_Dataset excerpts_.
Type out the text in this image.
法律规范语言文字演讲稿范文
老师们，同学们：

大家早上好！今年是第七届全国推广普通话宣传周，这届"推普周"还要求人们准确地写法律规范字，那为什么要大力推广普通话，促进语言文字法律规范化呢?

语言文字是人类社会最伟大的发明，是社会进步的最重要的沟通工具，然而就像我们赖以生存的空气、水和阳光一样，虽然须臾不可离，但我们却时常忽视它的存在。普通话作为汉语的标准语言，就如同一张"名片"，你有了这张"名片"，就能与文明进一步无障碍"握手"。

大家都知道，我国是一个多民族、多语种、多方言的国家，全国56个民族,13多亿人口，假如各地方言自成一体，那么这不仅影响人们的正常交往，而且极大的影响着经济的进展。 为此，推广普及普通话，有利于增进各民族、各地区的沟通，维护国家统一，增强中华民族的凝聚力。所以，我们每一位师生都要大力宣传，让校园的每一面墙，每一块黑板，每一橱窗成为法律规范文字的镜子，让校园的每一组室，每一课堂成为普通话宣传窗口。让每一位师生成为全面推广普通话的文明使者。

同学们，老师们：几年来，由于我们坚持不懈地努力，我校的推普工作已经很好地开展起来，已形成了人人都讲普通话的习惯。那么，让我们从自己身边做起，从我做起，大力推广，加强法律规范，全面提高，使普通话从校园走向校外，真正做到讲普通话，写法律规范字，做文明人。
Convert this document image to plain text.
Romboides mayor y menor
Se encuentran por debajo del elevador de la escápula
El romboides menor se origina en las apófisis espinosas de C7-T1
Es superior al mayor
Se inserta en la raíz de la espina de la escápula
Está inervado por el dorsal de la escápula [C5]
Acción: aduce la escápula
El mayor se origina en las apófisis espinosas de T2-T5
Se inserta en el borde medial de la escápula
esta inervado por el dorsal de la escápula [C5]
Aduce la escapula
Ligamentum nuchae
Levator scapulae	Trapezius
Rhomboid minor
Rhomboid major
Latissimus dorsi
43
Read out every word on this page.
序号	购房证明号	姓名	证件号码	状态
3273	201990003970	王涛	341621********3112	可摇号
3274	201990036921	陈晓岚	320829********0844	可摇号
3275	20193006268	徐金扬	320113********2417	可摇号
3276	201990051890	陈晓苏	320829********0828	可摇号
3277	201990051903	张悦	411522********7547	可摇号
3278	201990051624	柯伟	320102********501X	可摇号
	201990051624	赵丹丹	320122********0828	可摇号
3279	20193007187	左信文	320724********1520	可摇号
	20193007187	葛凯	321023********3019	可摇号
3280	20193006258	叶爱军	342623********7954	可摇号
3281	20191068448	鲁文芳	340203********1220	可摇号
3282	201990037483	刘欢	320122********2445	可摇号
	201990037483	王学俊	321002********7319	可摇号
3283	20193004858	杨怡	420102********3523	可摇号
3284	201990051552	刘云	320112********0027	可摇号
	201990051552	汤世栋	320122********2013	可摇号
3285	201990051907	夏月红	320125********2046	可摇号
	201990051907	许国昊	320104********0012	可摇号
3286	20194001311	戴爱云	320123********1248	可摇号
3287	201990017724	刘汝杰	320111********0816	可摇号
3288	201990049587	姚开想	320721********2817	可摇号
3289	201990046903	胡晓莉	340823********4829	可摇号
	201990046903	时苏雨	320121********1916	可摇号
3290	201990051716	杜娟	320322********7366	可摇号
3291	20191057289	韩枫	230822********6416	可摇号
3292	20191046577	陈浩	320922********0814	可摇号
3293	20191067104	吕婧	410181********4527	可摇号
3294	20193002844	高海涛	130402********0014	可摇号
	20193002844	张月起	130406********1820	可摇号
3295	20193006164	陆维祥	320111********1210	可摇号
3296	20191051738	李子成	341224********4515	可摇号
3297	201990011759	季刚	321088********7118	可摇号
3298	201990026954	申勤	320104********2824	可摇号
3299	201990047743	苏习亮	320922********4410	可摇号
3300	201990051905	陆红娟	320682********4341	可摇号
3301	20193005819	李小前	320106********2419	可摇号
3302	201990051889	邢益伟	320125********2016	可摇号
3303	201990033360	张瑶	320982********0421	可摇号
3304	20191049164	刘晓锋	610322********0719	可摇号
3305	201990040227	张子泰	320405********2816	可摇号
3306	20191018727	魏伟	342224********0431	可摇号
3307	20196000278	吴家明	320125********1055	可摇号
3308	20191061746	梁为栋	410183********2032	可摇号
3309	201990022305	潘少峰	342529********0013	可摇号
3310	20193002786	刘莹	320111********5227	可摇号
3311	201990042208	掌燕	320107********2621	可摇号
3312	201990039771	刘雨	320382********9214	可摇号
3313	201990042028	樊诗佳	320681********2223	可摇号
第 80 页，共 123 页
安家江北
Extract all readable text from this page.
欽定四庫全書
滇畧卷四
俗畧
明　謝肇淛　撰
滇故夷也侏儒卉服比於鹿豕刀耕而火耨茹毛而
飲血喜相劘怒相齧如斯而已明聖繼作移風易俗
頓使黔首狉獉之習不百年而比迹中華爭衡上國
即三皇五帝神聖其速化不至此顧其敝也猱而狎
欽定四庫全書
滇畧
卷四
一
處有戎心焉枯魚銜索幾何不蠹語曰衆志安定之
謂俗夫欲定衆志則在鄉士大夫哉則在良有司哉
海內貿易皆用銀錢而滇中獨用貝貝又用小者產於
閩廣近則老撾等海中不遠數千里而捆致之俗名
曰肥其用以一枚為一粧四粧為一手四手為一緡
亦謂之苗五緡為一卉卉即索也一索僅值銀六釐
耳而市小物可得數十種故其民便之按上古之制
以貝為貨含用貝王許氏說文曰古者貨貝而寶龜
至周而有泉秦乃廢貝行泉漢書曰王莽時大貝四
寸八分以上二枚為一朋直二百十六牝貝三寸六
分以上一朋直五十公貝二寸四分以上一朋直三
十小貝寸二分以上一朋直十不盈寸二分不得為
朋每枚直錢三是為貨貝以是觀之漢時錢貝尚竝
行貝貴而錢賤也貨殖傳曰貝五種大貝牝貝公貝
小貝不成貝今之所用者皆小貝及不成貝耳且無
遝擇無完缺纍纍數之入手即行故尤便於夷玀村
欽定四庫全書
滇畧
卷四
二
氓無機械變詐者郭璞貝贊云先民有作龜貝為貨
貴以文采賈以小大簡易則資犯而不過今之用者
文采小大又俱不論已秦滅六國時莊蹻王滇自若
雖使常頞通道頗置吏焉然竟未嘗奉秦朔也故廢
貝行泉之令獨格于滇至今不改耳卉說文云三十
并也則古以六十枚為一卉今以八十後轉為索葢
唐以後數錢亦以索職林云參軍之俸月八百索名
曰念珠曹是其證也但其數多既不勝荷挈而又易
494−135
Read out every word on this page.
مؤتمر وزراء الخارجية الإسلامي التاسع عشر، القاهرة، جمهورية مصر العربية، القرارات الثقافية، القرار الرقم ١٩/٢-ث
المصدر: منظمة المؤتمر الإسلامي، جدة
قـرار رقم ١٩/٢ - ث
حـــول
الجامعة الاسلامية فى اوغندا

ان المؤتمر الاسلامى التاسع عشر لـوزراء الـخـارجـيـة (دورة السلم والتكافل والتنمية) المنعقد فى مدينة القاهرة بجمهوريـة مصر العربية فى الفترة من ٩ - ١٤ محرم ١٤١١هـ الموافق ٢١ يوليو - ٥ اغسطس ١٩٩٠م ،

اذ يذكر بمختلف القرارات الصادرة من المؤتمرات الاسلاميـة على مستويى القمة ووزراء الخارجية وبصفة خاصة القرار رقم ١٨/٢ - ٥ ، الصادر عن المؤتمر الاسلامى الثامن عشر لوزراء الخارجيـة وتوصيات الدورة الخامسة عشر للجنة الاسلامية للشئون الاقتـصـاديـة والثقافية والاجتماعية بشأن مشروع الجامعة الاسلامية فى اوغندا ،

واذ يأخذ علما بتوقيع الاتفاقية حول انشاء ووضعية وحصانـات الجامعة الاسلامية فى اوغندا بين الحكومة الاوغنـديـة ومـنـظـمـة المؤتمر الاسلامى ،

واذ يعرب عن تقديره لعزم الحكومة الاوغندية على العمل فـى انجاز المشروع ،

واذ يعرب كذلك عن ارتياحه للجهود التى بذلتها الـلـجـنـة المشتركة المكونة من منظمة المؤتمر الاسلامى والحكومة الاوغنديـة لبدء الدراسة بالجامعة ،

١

_Exercise task_. Go through the material and copy out every line with "inervado" in it.

_Correct answer_.
Está inervado por el dorsal de la escápula [C5]
esta inervado por el dorsal de la escápula [C5]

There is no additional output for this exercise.